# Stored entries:
§ §
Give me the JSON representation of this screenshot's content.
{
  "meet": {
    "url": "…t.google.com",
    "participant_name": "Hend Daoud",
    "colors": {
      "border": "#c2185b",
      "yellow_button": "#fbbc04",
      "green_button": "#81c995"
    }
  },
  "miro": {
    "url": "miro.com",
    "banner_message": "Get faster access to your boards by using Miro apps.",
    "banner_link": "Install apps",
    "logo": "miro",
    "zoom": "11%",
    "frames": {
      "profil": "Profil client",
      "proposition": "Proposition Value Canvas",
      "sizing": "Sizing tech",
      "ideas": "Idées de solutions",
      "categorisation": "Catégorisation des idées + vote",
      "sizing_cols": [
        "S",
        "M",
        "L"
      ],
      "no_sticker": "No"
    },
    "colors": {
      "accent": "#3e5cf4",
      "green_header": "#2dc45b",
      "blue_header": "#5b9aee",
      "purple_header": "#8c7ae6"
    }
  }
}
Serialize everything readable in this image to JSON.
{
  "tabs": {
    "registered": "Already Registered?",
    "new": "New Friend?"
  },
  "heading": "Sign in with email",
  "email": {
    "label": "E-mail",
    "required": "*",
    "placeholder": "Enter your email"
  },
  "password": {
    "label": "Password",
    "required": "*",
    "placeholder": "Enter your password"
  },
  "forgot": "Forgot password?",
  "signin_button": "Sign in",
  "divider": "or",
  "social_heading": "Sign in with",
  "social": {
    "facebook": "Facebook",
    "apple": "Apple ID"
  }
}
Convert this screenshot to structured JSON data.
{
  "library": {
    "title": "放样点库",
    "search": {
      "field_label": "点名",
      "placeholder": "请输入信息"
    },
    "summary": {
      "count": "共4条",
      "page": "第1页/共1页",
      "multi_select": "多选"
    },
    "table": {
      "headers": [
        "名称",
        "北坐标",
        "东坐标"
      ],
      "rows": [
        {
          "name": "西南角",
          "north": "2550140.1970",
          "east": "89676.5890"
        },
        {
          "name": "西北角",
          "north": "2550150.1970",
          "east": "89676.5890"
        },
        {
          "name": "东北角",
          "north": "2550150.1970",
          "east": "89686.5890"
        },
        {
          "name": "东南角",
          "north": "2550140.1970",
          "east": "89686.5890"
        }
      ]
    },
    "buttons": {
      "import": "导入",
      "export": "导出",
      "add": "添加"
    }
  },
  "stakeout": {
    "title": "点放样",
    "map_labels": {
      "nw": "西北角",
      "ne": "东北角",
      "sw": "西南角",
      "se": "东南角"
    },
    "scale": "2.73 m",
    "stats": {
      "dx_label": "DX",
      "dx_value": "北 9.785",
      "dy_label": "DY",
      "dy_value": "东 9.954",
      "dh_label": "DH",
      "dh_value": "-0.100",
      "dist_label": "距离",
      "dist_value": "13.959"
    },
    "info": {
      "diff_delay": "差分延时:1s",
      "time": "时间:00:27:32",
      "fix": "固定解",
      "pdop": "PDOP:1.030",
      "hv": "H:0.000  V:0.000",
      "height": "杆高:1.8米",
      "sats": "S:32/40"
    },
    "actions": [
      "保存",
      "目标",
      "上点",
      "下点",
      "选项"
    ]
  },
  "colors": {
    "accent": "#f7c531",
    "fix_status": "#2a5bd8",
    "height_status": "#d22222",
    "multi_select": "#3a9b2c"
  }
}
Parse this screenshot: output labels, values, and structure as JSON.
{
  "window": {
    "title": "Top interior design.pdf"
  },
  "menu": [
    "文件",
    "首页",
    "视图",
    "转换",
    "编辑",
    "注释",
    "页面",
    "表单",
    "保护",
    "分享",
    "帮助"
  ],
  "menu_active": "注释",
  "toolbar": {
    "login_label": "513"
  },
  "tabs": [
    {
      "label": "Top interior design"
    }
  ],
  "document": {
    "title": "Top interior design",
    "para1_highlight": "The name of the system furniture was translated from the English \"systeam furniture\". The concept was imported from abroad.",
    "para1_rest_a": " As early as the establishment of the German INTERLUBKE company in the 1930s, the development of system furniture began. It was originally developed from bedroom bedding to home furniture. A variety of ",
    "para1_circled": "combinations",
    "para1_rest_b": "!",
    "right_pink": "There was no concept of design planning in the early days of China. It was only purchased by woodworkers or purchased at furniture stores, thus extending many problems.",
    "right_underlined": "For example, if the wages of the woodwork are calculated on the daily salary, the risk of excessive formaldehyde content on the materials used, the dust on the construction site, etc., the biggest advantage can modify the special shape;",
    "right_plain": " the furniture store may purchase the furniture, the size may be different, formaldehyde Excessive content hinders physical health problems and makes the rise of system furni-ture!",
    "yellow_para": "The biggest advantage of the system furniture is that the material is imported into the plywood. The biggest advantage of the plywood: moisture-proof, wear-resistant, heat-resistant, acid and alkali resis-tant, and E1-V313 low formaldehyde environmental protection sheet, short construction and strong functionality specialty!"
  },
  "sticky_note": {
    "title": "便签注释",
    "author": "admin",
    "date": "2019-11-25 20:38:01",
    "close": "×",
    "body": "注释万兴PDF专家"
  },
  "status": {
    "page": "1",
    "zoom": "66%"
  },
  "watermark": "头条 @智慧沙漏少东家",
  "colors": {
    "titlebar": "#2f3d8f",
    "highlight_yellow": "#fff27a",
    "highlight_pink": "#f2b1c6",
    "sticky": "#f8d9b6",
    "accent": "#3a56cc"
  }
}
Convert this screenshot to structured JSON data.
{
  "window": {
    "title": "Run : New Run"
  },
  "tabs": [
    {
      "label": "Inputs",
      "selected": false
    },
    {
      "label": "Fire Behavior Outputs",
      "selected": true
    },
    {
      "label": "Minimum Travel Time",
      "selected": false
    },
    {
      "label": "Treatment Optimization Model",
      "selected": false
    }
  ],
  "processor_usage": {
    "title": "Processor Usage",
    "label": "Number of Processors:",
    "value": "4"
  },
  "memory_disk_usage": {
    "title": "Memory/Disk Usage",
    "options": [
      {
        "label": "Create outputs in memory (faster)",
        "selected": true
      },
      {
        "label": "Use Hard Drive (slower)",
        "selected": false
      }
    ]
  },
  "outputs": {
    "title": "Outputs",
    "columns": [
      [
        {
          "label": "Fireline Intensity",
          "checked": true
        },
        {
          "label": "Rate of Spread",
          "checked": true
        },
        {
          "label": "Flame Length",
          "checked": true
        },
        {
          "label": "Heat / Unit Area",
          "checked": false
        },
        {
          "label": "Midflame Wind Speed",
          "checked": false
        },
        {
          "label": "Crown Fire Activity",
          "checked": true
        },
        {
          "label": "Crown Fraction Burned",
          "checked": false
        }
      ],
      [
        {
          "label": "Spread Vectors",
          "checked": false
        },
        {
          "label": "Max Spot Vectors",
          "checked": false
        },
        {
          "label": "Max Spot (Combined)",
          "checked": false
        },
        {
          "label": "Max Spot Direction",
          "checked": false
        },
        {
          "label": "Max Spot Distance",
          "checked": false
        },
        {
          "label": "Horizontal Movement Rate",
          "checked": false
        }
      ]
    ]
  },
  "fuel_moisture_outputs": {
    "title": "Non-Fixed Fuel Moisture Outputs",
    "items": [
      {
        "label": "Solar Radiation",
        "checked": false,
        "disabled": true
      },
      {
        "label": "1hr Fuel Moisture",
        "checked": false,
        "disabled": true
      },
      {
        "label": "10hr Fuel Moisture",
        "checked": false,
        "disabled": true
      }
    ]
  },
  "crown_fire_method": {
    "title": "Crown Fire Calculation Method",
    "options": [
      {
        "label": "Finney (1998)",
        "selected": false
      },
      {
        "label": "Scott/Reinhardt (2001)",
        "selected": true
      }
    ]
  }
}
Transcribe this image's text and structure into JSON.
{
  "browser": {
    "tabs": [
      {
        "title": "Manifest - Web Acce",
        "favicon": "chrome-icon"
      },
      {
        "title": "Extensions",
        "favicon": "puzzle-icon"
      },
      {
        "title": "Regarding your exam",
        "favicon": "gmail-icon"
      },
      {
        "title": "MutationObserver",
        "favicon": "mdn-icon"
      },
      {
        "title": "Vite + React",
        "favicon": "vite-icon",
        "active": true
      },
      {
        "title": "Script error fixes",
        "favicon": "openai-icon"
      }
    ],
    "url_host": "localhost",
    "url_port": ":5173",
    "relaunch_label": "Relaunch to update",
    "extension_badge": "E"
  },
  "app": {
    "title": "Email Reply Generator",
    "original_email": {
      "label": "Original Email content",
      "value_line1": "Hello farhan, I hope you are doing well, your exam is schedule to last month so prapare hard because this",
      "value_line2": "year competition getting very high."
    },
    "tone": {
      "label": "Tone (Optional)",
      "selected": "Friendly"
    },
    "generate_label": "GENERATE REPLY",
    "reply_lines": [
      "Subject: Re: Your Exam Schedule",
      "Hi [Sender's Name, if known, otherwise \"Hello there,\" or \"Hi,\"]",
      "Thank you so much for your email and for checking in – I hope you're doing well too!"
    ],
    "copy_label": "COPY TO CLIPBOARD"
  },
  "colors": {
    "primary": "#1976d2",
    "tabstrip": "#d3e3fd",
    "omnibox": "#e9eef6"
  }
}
§ §
# What to work on:
Scan the records for the string "hope". Copy each line in which it appears.

# Answer for this exercise:
      "value_line1": "Hello farhan, I hope you are doing well, your exam is schedule to last month so prapare hard because this",
      "Thank you so much for your email and for checking in – I hope you're doing well too!"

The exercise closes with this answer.